__Selected passage__.
"""

It’s been quite some time since I’ve posted anything. I’ve been super busy with grad school (again) and things have been extra stressful at work. I’ve got a lot of thoughts in my head and some of them need to be mentioned so maybe I can remember to write about them later.

1) It Gets Better posted a question about whether or not there’s enough asexual representation in media and entertainment and all the comments are filled with so many people talking about how asexuals aren’t discriminated against or are sociopaths or so many other negative comments. I don’t think I saw any comments by asexual people because, if they’re anything like me, they’re absolutely exhausted of fighting battles everyday with everyone who likes to be discriminatory just because they can. I spent 34 years of my life feeling absolutely broken because I don’t experience sexual attraction. And then I learned that there are other people like me and there’s a community and it made everything a lot easier. But that community isn’t allowed in “gay” spaces and it isn’t allowed in “het” spaces and it’s just … heartbreaking and confusing, I guess, is the best way to describe it. Religious people don’t mind asexuals because we mostly aren’t participating in hedonistic sexual activities but as soon as you say you experience romantic attraction to the same sex, you’re right back in the toilet. It’s especially bad if you aren’t willing to be a breeder and just pop out some kids because it’s your womanly job to do so.

2) I watched the first episode of Supergirl season 3 last week on Thursday (I think) and I don’t think that show is getting enough credit. I’ve seen so many people post that Alex and Maggie’s relationship is stereotypical and that it isn’t a good “lesbian” story and it just makes me so very, very frustrated. I think they’ve done a great job with showing what it’s like to be a full-grown adult with a job, a life, and a family having to work through what your actual feelings are and why. Especially when you have to fight your entire societal upbringing about your own internalized views on love and relationships. I want to see Alex and Maggie happy because “bury your gays” is too common of a trope and it’d be nice to see a non-hetero couple on mainstream television actually have a happy story because so far, most of them don’t.

The series as a whole also has engaging and interesting villains who also happen to be women. The women presented as villains are relatable and not the typical unstable, selfish, catty jerks that women are typically seen to portray when dealing with most mainstream entertainment. I also think the show is doing a good job at showing how the real world works. In the first episode of season 3, Lena Luthor is in a business meeting and she’s the only woman present, which is still how most of the world is; most of the dominant and powerful positions in the world are still held by men and women still make only 75% of what men make.

Many other reviews I’ve seen on various social media sites say that they don’t like Mon-el at all and that he’s basically just there as a screw-toy for Supergirl. I think that, as a character, he was someone who really pissed me off earlier in season 2, but I also saw that he did his best to learn and grow and understand the world a lot better. He learned how to cook, he watched shows Kara liked, he tried his best to do better. More importantly, he made Kara Danvers/Supergirl happy. How many people in the real life have seen relationships between people who made zero sense whatsoever, but the couple clearly and unequivocally loved each other? I know I’ve seen it. And anytime there is a divide where a person starts out as a not very good person because of their societal upbringing and works to learn and grow and become better, I automatically want to give them that chance. I am also sick and tired of DC Comics and their opinion that all their heroes must be miserable and the only way you can truly tell who a hero is centers around their sacrificing of everything important to them. It’s like the standard comic book storyline of a superhero having a love interest and that love interest must either be kidnapped or killed or support the entire “girlfriend in the fridge” trope. Is Mon-el a perfect character? Absolutely not. But he did a lot of things to become a better person and I respect that greatly. He also made Kara happy, which is more important in my mind.

"""

__Records for the exercise__.

"""

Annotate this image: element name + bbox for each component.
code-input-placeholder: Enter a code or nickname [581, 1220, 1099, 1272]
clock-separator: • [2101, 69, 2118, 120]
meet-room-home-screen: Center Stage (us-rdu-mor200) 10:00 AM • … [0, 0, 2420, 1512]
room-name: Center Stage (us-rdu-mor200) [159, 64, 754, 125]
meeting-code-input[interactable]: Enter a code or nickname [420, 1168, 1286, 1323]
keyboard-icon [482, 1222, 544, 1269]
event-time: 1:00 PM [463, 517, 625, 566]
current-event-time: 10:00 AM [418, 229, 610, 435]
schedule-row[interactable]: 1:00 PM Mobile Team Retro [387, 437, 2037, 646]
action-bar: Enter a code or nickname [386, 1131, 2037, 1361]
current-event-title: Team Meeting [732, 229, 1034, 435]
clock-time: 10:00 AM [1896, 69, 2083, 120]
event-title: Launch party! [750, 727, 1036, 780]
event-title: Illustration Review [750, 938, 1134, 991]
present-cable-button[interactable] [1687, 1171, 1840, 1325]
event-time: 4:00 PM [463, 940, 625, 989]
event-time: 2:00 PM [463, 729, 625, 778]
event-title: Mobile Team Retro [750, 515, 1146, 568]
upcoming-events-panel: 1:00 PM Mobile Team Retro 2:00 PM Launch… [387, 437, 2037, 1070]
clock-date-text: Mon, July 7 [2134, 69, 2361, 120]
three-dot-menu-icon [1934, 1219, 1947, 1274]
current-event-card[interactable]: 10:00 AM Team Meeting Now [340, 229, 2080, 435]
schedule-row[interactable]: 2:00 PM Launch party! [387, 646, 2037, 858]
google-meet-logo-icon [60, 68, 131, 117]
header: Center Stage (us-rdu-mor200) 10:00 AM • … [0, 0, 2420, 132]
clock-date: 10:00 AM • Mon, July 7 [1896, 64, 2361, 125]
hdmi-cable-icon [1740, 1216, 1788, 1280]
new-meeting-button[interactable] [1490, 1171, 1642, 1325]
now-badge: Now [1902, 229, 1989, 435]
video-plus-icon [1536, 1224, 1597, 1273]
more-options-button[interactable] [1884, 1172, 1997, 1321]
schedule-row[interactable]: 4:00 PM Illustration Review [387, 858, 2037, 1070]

"""

__Problem set__.
(1) Rewrite the entries from their start through the line containing "room-name: Center Stage", with "nickname" changed to "alias" and nothing else altered.
(2) Extend the post about asexual representation and Supergirl from its final sentence.
The text and the entries come from separate, unrelated sources.

__Results of the tasks__.
(1)
Annotate this image: element name + bbox for each component.
code-input-placeholder: Enter a code or alias [581, 1220, 1099, 1272]
clock-separator: • [2101, 69, 2118, 120]
meet-room-home-screen: Center Stage (us-rdu-mor200) 10:00 AM • … [0, 0, 2420, 1512]
room-name: Center Stage (us-rdu-mor200) [159, 64, 754, 125]

(2)
3) I have enough poems marked in my black book that I’ve written in sporadically over the last five years that I think I should start working to compile them into something publishable. I have apparently written many, many poems over the years and as much as I’d rather have my first real works available to the world be my Explorers trilogy, I think it’s long past time I realize that I also have a thing for poetry. I could, and probably should, start going through all my old files and finding all the random scraps of poetry I’ve written when I magically have couplets in my head (which happens more often than I’d like to admit). So I guess I’ll start researching some small or university presses in order to find a home for my (really bad) poetry.

4) The political situation is getting absolutely out of hand. Several of my coworkers are those who are in love with their guns. They conceal carry everywhere they go, have their own arsenals, encourage everyone around them to have their own arsenals, and even answer the door with their gun. These same people will argue loudly and passionately that “the left” is the problem and that all the mass shootings in the U.S. in the last several years have all been perpetrated by registered Democrats. These coworkers also talk about how transpeople are all “weirdos” and they don’t want them anywhere around them. My coworkers are small-minded bigots and it makes me feel unsafe because I am also a “weirdo” to them, even though they don’t know it, because of my asexuality and being non-heteronorm. They don’t know that I’m not just like them. One of them also talks about how the Boy Scouts of America letting girls in is a horrible distraction because of all that sexual tension. It never once occurred to that coworker that boys and girls don’t always experience attraction towards each other. So when I made a comment about how, “if those boys and girls are inclined towards the opposite sexes, then yes, it’s a distraction” and that coworker looked at me like I had three heads, as though even the idea that people weren’t heteronorm was horribly offensive to him. My thoughts then turn towards how the social climate of the U.S. will continue to deteriorate because the leadership will not support a truly diverse environment. How long will it be before people like me are dragged from our homes and situations like World War II and V for Vendetta become our true reality?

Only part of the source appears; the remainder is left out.